▶ _Directions_
Repeat precisely, and only, the lines between the line containing "What does this" and the end of the listing below, both ends included.

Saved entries
● ● ●

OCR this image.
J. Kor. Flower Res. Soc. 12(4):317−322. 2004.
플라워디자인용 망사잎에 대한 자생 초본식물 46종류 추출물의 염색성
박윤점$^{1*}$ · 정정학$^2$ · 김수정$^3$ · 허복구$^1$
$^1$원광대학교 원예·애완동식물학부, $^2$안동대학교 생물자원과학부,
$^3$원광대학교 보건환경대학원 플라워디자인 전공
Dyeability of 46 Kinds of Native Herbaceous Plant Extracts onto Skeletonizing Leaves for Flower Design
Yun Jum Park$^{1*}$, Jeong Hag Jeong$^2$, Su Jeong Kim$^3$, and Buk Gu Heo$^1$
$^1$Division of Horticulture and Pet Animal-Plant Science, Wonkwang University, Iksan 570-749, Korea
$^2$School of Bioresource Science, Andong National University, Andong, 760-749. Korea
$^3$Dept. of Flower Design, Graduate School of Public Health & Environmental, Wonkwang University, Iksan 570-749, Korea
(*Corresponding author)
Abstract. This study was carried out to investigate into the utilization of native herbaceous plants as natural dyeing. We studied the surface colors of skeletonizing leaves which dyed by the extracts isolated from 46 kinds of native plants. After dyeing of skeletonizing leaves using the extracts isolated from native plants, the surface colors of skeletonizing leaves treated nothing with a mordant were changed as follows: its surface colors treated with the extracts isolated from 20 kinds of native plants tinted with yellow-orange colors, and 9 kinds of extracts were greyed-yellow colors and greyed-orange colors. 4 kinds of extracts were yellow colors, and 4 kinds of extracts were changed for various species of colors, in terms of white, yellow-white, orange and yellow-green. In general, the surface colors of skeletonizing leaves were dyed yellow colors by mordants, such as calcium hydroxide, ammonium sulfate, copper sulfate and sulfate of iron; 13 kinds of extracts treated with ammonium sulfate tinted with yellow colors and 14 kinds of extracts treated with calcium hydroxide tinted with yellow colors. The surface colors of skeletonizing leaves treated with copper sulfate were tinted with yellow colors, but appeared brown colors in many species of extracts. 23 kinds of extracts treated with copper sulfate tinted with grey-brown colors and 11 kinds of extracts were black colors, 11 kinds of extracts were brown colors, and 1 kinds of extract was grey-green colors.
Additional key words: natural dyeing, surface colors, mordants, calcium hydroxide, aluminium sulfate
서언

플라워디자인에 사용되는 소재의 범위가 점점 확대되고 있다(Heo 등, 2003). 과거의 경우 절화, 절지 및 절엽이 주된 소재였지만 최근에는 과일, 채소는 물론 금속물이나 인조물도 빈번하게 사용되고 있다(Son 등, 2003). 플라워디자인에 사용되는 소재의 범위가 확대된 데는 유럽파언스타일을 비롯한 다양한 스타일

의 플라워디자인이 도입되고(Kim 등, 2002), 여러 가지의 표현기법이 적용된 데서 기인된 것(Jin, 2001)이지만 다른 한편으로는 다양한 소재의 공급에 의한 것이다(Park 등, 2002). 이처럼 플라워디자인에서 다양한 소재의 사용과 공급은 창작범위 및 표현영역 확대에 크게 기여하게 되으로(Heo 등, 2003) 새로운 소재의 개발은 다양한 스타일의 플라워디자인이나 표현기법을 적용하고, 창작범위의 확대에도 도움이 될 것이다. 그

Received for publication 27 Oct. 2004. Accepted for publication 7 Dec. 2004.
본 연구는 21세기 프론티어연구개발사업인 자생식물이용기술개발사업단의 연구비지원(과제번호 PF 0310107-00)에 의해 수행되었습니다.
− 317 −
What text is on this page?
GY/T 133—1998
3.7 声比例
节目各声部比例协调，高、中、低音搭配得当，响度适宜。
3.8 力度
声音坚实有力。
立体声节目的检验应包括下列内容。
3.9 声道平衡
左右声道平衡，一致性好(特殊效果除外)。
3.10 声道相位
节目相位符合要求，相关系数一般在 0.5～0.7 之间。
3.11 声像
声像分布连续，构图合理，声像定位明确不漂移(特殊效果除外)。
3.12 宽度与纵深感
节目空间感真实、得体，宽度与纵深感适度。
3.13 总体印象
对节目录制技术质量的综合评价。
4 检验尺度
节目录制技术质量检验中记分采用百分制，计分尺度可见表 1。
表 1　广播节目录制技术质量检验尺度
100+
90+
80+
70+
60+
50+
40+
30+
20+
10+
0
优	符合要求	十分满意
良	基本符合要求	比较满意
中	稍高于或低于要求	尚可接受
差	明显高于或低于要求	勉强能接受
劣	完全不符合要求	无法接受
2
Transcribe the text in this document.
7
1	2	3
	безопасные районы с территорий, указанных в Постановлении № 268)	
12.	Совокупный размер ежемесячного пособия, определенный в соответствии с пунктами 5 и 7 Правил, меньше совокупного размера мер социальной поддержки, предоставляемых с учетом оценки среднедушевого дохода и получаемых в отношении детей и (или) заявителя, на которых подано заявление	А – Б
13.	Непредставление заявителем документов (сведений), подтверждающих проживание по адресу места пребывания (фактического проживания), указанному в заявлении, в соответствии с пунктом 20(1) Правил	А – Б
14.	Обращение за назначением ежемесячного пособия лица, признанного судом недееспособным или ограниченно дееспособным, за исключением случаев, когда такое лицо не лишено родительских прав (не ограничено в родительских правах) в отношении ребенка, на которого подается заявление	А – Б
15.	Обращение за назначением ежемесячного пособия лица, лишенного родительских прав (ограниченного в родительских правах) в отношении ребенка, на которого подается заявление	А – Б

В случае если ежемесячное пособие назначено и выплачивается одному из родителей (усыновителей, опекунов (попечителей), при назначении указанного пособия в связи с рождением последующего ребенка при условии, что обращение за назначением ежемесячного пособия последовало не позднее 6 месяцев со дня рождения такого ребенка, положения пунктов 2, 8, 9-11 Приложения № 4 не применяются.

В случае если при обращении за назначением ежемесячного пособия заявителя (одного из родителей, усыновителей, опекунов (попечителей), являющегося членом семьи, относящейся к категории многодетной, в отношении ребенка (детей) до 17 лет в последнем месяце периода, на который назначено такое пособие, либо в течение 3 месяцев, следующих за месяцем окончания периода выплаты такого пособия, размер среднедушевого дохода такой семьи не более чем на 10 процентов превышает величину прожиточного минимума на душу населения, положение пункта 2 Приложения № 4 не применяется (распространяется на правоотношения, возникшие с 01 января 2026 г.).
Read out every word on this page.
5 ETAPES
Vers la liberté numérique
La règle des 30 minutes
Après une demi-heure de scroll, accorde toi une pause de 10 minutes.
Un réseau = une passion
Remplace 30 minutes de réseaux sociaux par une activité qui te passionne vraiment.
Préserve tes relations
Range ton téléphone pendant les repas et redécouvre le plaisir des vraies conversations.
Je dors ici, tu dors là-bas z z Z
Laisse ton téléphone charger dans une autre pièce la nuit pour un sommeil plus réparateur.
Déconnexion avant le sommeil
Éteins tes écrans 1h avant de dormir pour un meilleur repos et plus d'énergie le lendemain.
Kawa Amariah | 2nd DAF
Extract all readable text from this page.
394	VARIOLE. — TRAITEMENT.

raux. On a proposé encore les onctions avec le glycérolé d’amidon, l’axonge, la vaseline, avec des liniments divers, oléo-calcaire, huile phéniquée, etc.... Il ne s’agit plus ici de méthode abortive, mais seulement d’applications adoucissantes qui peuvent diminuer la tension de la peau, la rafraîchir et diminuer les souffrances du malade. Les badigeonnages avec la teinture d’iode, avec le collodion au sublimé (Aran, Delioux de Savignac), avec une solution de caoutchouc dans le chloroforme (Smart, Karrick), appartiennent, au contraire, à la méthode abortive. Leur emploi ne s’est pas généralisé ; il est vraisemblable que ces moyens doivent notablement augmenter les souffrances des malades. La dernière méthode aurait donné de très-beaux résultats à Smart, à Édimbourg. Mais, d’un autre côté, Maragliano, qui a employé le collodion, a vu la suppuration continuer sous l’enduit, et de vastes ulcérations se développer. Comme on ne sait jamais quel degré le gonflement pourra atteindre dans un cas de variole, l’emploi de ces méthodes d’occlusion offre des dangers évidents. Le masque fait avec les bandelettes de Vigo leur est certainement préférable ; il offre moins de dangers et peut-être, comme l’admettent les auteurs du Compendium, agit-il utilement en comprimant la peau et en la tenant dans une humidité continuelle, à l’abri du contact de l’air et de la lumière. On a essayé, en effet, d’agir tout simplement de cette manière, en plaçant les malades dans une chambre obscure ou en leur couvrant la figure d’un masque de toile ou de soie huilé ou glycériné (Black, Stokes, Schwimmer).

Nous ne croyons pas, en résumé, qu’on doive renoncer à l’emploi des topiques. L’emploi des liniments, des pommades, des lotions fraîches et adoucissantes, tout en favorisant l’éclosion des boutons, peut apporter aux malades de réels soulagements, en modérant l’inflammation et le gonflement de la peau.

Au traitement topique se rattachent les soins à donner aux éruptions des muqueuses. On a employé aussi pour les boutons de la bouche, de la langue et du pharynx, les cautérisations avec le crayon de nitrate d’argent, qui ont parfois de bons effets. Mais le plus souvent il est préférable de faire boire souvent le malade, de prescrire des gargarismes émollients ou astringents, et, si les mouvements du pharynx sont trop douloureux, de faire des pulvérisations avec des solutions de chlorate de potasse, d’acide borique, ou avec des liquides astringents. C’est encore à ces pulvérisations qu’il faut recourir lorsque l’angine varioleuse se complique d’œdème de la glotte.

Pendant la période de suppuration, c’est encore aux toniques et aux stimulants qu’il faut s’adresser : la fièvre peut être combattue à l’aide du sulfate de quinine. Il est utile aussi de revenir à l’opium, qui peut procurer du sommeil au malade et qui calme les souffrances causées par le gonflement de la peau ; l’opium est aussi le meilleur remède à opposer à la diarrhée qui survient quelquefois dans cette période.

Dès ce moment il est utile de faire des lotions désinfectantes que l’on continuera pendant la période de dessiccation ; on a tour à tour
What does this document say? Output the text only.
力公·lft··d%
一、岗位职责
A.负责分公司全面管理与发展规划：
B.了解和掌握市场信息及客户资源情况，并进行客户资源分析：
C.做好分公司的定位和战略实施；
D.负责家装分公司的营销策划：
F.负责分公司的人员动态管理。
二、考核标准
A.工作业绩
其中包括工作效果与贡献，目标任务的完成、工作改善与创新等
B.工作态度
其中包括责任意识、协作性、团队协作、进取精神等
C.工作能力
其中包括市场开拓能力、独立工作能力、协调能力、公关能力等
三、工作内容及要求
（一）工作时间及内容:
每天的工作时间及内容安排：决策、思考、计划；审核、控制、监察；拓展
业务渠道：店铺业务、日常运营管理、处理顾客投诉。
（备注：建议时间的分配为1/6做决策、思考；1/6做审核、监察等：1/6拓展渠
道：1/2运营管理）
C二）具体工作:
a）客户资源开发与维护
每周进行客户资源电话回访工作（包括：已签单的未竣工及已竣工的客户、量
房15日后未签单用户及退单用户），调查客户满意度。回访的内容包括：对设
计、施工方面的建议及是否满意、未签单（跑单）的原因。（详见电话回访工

● ● ●

▶ _Correct output_
What does this document say? Output the text only.
力公·lft··d%
一、岗位职责
A.负责分公司全面管理与发展规划：
B.了解和掌握市场信息及客户资源情况，并进行客户资源分析：
C.做好分公司的定位和战略实施；
D.负责家装分公司的营销策划：
F.负责分公司的人员动态管理。
二、考核标准
A.工作业绩
其中包括工作效果与贡献，目标任务的完成、工作改善与创新等
B.工作态度
其中包括责任意识、协作性、团队协作、进取精神等
C.工作能力
其中包括市场开拓能力、独立工作能力、协调能力、公关能力等
三、工作内容及要求
（一）工作时间及内容:
每天的工作时间及内容安排：决策、思考、计划；审核、控制、监察；拓展
业务渠道：店铺业务、日常运营管理、处理顾客投诉。
（备注：建议时间的分配为1/6做决策、思考；1/6做审核、监察等：1/6拓展渠
道：1/2运营管理）
C二）具体工作:
a）客户资源开发与维护
每周进行客户资源电话回访工作（包括：已签单的未竣工及已竣工的客户、量
房15日后未签单用户及退单用户），调查客户满意度。回访的内容包括：对设
计、施工方面的建议及是否满意、未签单（跑单）的原因。（详见电话回访工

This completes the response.